**Written instruction:**
Your task is to repeat the entries exactly. Leave the pictures out.
═════ Items
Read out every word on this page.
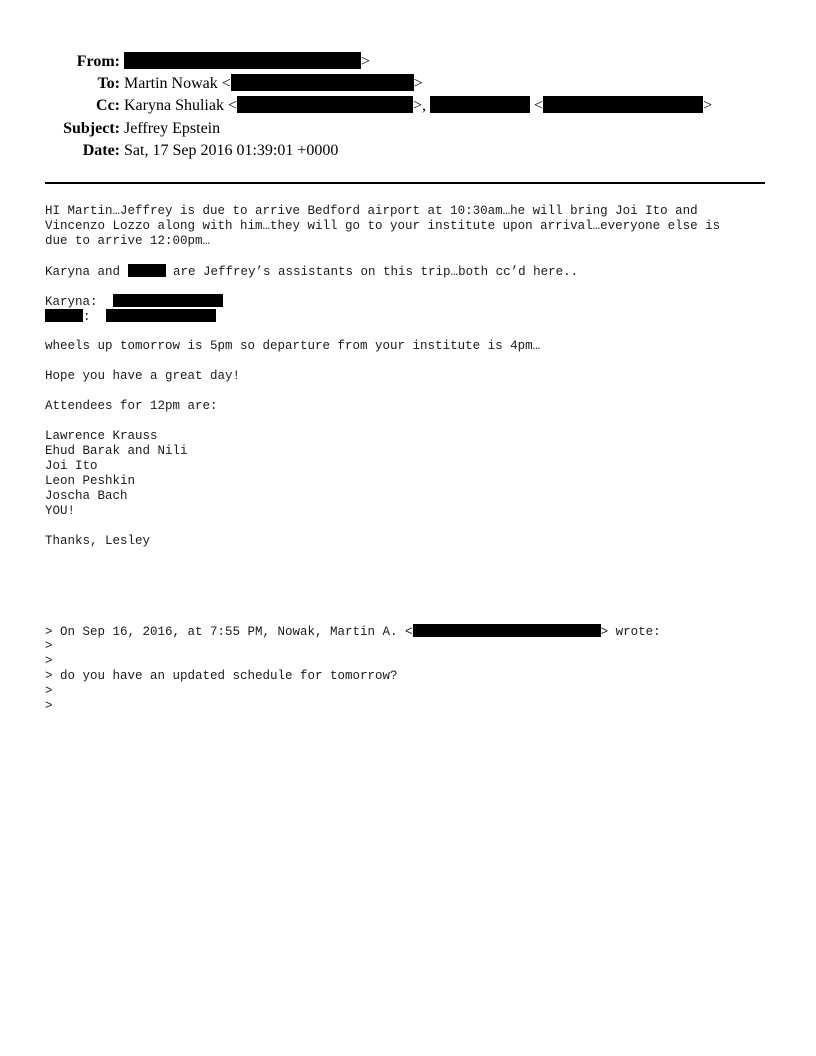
From:	>
To: Martin Nowak <	>
Cc: Karyna Shuliak <	>,	<	>
Subject: Jeffrey Epstein
Date: Sat, 17 Sep 2016 01:39:01 +0000
HI Martin…Jeffrey is due to arrive Bedford airport at 10:30am…he will bring Joi Ito and
Vincenzo Lozzo along with him…they will go to your institute upon arrival…everyone else is
due to arrive 12:00pm…
Karyna and	are Jeffrey’s assistants on this trip…both cc’d here..
Karyna:
:
wheels up tomorrow is 5pm so departure from your institute is 4pm…
Hope you have a great day!
Attendees for 12pm are:
Lawrence Krauss
Ehud Barak and Nili
Joi Ito
Leon Peshkin
Joscha Bach
YOU!
Thanks, Lesley
> On Sep 16, 2016, at 7:55 PM, Nowak, Martin A. <	> wrote:
>
>
> do you have an updated schedule for tomorrow?
>
>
══════════
**Complete response:**
Read out every word on this page.
From:	>
To: Martin Nowak <	>
Cc: Karyna Shuliak <	>,	<	>
Subject: Jeffrey Epstein
Date: Sat, 17 Sep 2016 01:39:01 +0000
HI Martin…Jeffrey is due to arrive Bedford airport at 10:30am…he will bring Joi Ito and
Vincenzo Lozzo along with him…they will go to your institute upon arrival…everyone else is
due to arrive 12:00pm…
Karyna and	are Jeffrey’s assistants on this trip…both cc’d here..
Karyna:
:
wheels up tomorrow is 5pm so departure from your institute is 4pm…
Hope you have a great day!
Attendees for 12pm are:
Lawrence Krauss
Ehud Barak and Nili
Joi Ito
Leon Peshkin
Joscha Bach
YOU!
Thanks, Lesley
> On Sep 16, 2016, at 7:55 PM, Nowak, Martin A. <	> wrote:
>
>
> do you have an updated schedule for tomorrow?
>
>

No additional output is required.